───── SOURCE MATERIAL ─────

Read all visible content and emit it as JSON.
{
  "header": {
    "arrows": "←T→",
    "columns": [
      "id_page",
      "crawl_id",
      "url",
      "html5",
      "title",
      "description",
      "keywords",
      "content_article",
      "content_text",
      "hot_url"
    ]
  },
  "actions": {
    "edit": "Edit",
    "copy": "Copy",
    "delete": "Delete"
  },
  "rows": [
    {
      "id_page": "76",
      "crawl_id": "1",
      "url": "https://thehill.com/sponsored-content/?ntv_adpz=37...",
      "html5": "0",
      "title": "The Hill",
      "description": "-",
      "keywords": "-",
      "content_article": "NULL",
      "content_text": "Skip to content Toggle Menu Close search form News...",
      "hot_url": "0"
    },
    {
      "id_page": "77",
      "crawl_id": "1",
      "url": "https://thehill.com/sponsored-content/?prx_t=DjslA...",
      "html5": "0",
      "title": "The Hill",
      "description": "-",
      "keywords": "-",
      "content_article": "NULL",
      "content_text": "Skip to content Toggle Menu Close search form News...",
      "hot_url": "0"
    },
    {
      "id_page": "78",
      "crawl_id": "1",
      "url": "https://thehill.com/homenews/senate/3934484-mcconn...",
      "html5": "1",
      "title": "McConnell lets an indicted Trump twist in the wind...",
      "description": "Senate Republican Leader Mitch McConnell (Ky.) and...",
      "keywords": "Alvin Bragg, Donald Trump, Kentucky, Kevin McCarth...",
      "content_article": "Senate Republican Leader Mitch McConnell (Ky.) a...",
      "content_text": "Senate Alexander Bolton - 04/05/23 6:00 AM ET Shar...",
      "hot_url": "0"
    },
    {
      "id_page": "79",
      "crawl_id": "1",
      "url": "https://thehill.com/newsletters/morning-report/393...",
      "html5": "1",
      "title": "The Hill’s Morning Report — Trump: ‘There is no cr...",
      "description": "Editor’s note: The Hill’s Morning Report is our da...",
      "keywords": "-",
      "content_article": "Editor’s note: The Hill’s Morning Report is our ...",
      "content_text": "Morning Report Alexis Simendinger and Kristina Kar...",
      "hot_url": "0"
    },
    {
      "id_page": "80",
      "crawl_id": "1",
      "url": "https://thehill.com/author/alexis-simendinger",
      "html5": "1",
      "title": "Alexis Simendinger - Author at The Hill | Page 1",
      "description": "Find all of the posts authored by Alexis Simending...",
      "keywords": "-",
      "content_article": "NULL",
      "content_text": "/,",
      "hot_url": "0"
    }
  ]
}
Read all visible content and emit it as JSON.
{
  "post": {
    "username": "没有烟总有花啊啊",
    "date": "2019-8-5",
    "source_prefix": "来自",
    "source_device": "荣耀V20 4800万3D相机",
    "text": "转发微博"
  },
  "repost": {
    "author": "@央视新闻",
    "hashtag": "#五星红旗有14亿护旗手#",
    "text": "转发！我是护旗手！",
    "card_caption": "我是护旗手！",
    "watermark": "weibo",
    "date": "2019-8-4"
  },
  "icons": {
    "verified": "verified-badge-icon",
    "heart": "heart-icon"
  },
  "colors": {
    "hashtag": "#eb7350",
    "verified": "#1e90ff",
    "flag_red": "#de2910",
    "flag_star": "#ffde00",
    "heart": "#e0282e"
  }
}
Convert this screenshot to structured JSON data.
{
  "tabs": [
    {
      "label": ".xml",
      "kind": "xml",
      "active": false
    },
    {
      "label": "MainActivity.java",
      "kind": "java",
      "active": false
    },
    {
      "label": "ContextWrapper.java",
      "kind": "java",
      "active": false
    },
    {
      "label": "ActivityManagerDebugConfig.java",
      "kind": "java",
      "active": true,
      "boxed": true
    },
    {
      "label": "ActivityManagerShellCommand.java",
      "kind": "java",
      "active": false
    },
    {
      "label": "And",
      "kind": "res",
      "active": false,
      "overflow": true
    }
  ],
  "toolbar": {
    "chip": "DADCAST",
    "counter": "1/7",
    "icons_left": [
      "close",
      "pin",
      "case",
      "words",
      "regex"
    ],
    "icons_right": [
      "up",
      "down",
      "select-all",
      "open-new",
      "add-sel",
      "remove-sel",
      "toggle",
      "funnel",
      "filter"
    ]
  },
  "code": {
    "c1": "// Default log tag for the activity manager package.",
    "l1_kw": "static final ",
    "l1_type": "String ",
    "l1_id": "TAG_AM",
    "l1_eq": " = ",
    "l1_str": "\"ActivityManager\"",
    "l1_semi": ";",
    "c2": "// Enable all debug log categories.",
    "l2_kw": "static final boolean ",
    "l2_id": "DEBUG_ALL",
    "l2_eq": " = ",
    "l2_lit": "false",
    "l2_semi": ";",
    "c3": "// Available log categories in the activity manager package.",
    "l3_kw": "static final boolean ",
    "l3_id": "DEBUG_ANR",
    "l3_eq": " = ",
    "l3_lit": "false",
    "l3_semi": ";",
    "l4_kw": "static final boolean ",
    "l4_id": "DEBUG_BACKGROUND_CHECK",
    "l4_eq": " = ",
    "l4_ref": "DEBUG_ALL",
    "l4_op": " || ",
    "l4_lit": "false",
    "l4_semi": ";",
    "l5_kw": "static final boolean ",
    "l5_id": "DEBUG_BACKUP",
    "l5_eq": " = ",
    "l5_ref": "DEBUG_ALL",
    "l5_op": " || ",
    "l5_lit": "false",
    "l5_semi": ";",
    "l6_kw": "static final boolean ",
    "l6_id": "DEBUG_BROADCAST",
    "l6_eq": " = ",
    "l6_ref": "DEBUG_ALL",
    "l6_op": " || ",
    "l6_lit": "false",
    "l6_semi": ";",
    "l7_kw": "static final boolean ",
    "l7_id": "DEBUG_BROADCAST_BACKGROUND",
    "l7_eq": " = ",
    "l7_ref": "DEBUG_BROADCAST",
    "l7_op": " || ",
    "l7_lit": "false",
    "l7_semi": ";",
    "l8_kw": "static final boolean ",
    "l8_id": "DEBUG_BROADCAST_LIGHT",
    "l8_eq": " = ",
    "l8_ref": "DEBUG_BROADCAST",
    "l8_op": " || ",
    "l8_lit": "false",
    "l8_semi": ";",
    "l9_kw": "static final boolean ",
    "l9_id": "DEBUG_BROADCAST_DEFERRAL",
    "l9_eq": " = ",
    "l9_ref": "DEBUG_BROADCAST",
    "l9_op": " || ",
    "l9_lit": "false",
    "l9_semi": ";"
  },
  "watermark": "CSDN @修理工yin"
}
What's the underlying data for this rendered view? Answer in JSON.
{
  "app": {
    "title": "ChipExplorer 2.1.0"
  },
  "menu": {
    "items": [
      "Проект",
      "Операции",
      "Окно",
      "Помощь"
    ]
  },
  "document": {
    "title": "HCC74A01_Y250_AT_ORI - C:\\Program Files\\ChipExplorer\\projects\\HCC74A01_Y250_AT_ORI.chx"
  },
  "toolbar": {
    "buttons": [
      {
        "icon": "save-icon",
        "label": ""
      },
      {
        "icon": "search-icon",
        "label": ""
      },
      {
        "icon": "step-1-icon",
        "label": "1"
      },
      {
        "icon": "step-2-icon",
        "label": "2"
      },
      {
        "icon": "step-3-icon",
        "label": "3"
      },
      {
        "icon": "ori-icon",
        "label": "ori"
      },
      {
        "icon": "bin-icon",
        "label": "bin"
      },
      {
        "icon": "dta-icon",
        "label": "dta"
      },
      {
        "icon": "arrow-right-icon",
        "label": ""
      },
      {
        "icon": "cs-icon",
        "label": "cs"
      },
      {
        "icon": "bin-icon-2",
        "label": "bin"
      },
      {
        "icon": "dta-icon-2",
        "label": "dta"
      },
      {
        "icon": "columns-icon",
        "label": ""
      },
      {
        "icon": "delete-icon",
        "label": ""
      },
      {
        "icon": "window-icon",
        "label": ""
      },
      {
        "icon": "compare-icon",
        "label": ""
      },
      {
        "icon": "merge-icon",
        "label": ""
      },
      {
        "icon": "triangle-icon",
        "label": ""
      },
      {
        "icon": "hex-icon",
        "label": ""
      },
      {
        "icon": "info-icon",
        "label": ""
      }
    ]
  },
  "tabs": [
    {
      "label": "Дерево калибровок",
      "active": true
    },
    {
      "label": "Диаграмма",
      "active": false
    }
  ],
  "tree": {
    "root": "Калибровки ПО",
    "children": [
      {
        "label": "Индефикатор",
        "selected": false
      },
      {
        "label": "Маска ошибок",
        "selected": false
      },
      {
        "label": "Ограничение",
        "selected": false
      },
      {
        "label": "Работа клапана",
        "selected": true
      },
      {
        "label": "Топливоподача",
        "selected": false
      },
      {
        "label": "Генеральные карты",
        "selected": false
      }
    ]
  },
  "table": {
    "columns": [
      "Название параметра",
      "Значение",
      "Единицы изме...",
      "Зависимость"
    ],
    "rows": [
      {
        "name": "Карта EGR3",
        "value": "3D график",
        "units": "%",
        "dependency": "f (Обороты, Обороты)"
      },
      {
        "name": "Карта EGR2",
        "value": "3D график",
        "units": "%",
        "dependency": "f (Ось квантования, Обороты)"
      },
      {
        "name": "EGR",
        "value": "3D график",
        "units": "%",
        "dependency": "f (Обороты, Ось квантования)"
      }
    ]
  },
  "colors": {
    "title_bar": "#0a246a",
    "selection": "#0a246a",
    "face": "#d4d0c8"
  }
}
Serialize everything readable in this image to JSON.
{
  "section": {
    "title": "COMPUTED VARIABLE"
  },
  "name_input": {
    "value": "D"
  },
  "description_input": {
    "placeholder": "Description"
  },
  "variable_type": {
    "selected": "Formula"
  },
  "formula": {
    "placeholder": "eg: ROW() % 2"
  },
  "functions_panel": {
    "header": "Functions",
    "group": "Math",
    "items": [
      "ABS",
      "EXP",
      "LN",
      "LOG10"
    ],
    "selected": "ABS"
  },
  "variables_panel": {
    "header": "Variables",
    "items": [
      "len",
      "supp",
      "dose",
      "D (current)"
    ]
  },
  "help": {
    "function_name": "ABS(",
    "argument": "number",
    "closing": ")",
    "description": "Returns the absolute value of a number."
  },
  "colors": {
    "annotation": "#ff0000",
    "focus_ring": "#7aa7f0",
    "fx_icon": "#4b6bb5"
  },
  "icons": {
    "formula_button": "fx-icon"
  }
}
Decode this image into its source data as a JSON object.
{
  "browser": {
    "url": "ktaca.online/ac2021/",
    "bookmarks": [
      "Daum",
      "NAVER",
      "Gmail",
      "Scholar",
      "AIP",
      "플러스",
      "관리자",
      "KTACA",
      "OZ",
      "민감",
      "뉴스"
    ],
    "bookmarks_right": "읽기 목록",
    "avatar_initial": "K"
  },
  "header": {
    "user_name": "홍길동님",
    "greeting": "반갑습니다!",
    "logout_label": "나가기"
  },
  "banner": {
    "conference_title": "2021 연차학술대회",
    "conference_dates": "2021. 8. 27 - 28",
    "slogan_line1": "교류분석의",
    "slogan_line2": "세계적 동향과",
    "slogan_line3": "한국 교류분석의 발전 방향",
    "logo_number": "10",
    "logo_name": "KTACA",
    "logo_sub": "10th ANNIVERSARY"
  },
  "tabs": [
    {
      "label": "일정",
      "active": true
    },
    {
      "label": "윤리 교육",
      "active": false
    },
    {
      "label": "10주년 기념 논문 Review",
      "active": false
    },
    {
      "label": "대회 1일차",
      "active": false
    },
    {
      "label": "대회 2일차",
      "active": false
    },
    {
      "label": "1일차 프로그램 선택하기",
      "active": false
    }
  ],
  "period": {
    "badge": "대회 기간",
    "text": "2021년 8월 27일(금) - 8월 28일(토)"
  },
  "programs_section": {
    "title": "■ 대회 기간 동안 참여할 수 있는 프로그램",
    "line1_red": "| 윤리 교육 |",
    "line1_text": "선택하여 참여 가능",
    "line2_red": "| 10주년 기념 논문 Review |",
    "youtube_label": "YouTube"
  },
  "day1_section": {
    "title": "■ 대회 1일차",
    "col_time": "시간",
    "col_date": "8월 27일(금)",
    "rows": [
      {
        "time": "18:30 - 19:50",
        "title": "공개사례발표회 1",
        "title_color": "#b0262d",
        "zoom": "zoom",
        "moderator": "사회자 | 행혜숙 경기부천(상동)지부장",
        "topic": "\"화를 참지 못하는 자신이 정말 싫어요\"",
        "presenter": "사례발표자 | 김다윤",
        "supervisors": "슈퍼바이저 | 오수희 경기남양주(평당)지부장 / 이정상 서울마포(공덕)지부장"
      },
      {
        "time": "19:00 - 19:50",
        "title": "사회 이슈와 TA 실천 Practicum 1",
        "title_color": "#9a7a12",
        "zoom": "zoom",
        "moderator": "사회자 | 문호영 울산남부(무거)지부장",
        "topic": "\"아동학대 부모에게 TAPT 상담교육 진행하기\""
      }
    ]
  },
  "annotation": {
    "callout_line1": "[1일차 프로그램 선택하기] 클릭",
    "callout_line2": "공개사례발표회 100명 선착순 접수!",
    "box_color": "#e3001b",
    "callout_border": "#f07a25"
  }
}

─────

* **TASK OBJECTIVE**: Copy all lines from the material that hold "Trump".

* **ANSWER BELOW**:
      "title": "McConnell lets an indicted Trump twist in the wind...",
      "keywords": "Alvin Bragg, Donald Trump, Kentucky, Kevin McCarth...",
      "title": "The Hill’s Morning Report — Trump: ‘There is no cr...",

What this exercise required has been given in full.